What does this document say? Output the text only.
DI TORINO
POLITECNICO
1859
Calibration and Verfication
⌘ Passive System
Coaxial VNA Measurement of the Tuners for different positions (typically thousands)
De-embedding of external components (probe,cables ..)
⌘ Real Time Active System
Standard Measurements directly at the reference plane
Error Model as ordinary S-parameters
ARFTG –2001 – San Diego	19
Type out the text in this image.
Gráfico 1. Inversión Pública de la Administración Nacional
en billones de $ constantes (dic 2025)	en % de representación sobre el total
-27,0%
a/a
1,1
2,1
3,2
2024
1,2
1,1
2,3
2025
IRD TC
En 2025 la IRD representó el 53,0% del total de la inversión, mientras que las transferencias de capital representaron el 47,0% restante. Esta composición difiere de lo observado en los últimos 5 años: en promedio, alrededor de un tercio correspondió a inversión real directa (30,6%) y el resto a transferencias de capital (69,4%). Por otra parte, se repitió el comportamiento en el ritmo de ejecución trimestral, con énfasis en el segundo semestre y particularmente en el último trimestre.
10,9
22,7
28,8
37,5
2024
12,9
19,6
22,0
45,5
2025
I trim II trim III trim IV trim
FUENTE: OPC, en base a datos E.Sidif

— The task —
Every line of the records above needs to be given again exactly.

— Output below —
What does this document say? Output the text only.
DI TORINO
POLITECNICO
1859
Calibration and Verfication
⌘ Passive System
Coaxial VNA Measurement of the Tuners for different positions (typically thousands)
De-embedding of external components (probe,cables ..)
⌘ Real Time Active System
Standard Measurements directly at the reference plane
Error Model as ordinary S-parameters
ARFTG –2001 – San Diego	19
Type out the text in this image.
Gráfico 1. Inversión Pública de la Administración Nacional
en billones de $ constantes (dic 2025)	en % de representación sobre el total
-27,0%
a/a
1,1
2,1
3,2
2024
1,2
1,1
2,3
2025
IRD TC
En 2025 la IRD representó el 53,0% del total de la inversión, mientras que las transferencias de capital representaron el 47,0% restante. Esta composición difiere de lo observado en los últimos 5 años: en promedio, alrededor de un tercio correspondió a inversión real directa (30,6%) y el resto a transferencias de capital (69,4%). Por otra parte, se repitió el comportamiento en el ritmo de ejecución trimestral, con énfasis en el segundo semestre y particularmente en el último trimestre.
10,9
22,7
28,8
37,5
2024
12,9
19,6
22,0
45,5
2025
I trim II trim III trim IV trim
FUENTE: OPC, en base a datos E.Sidif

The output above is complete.